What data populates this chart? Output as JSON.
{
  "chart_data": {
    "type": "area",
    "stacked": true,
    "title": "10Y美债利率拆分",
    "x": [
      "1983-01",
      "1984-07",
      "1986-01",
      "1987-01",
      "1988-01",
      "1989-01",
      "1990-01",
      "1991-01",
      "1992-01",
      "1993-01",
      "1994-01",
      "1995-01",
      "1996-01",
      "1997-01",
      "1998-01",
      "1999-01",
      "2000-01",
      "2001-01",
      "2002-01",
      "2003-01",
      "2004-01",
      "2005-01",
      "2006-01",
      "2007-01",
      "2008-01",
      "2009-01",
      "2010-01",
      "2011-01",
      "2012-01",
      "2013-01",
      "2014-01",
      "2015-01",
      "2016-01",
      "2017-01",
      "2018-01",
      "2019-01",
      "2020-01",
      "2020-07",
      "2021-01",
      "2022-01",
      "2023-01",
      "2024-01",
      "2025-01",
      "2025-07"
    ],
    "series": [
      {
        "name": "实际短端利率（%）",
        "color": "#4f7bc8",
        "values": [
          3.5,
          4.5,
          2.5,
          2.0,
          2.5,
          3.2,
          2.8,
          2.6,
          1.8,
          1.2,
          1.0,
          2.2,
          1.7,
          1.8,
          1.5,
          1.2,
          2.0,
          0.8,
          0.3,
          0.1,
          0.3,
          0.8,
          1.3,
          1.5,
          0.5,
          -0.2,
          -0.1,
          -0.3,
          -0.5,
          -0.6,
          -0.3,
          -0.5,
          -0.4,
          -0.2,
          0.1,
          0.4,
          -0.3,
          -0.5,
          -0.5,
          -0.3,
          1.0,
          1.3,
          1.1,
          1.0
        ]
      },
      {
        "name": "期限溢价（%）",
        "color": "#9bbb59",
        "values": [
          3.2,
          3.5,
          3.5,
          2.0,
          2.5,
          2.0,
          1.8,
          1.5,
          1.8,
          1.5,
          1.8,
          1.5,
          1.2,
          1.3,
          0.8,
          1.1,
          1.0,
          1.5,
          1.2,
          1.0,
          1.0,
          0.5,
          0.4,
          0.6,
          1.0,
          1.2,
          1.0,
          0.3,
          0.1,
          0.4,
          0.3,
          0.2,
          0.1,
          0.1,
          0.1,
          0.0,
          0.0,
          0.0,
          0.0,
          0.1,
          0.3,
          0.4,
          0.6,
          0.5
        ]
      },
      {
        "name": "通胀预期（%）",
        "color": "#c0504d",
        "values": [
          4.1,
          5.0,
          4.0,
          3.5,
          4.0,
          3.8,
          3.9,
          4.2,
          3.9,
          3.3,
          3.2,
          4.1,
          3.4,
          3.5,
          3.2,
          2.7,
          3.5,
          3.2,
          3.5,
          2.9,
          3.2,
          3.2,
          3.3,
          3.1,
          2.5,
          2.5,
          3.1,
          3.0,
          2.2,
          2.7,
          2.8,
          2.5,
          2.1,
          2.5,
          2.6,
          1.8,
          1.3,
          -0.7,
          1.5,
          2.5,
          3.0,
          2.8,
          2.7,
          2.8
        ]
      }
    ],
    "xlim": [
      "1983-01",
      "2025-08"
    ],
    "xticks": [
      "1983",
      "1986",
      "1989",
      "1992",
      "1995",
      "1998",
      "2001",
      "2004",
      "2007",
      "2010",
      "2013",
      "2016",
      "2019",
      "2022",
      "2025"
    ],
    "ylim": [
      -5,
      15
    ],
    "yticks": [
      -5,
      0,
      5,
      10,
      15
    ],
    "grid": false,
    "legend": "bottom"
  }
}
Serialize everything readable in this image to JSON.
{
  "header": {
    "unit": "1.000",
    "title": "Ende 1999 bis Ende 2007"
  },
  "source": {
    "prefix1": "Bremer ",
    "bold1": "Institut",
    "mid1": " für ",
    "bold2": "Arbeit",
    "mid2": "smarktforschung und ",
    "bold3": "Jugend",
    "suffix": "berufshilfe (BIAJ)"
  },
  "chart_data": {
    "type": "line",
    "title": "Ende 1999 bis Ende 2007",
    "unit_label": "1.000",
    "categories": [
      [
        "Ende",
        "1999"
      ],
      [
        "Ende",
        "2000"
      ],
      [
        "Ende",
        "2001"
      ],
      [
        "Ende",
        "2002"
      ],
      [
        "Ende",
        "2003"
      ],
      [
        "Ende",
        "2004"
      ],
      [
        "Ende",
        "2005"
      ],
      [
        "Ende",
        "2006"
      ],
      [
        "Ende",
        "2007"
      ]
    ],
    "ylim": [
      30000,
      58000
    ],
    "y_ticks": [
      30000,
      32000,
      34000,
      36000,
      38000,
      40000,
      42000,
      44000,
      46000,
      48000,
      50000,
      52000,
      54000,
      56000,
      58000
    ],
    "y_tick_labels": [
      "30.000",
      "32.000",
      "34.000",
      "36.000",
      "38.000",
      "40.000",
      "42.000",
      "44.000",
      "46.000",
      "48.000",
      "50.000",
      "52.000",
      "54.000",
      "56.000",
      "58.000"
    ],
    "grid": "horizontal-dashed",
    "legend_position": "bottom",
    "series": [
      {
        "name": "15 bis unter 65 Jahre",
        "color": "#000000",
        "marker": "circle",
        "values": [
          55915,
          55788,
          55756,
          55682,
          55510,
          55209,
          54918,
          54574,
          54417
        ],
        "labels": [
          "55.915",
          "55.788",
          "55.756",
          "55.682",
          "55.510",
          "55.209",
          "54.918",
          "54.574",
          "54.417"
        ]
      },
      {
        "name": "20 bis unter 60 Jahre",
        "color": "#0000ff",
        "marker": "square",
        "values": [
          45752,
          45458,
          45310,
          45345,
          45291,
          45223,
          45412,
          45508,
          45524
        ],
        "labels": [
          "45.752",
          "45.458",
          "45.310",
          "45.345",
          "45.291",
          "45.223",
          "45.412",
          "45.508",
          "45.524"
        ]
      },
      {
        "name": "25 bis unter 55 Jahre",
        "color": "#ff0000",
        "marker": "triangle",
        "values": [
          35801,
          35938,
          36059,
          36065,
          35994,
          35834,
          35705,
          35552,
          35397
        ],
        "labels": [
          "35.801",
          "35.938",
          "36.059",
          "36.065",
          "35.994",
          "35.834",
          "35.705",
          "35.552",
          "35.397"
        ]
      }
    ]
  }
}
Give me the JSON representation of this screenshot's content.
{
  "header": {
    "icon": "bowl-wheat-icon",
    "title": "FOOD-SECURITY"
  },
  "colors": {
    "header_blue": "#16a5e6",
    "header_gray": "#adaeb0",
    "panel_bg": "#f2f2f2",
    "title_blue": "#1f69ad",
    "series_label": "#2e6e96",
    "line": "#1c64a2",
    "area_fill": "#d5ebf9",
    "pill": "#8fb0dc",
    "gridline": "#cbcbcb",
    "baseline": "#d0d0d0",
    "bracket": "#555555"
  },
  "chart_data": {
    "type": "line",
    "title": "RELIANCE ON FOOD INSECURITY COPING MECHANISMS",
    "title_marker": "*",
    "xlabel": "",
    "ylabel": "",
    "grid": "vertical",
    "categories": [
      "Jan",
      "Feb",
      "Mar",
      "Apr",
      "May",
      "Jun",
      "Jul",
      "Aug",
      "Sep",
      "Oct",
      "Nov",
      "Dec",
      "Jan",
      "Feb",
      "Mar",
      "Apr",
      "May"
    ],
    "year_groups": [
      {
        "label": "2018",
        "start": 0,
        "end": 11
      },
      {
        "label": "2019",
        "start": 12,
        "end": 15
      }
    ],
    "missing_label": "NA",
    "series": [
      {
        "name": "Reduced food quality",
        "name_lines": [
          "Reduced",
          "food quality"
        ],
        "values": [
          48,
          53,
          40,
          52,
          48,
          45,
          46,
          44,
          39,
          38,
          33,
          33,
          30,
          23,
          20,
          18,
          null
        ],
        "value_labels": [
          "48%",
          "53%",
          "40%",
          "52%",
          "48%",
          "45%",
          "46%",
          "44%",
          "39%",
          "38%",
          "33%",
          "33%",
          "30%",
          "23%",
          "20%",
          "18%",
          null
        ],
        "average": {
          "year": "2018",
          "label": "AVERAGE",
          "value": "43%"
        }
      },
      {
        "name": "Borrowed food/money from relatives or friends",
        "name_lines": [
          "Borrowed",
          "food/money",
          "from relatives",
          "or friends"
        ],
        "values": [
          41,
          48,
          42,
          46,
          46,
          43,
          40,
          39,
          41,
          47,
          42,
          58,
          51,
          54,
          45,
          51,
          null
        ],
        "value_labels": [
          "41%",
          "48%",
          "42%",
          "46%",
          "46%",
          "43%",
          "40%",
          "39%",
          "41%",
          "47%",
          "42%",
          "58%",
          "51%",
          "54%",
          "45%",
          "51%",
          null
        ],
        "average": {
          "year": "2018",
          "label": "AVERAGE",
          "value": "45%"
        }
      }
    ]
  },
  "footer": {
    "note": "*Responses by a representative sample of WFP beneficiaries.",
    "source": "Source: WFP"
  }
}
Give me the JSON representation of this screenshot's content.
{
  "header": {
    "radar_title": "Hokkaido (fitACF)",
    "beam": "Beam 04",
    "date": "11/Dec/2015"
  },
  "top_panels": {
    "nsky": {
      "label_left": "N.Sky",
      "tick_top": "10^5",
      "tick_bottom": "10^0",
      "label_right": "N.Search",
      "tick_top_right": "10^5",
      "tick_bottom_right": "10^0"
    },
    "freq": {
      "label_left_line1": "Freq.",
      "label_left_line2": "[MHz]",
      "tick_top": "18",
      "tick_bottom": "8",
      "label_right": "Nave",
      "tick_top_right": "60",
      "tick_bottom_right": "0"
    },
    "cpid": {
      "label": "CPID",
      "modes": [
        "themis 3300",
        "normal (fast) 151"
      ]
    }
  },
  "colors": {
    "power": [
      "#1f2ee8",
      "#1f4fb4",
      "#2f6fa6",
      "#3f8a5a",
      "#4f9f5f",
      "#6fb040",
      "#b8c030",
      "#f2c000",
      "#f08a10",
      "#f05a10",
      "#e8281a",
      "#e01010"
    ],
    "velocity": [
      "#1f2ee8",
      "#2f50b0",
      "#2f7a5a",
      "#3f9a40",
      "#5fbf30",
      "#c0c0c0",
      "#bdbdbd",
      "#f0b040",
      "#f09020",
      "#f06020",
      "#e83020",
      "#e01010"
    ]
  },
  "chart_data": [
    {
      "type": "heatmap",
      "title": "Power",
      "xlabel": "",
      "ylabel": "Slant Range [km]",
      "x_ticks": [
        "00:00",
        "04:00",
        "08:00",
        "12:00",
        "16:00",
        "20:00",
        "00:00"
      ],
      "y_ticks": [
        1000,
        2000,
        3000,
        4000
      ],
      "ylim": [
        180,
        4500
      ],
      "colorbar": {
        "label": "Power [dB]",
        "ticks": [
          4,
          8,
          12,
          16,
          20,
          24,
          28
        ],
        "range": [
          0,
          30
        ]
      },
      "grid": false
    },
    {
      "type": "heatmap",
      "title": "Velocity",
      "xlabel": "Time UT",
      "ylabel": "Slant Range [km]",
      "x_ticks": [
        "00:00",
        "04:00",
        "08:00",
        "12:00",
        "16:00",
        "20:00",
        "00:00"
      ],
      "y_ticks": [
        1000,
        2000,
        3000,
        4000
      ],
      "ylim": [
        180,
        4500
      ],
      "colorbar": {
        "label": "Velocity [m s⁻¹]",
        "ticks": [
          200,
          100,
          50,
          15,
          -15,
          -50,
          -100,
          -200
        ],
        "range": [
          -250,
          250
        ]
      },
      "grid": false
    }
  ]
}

What you will do
Scan the data above; copy every line where "quality" appears.

Output of the task
        "name": "Reduced food quality",
          "food quality"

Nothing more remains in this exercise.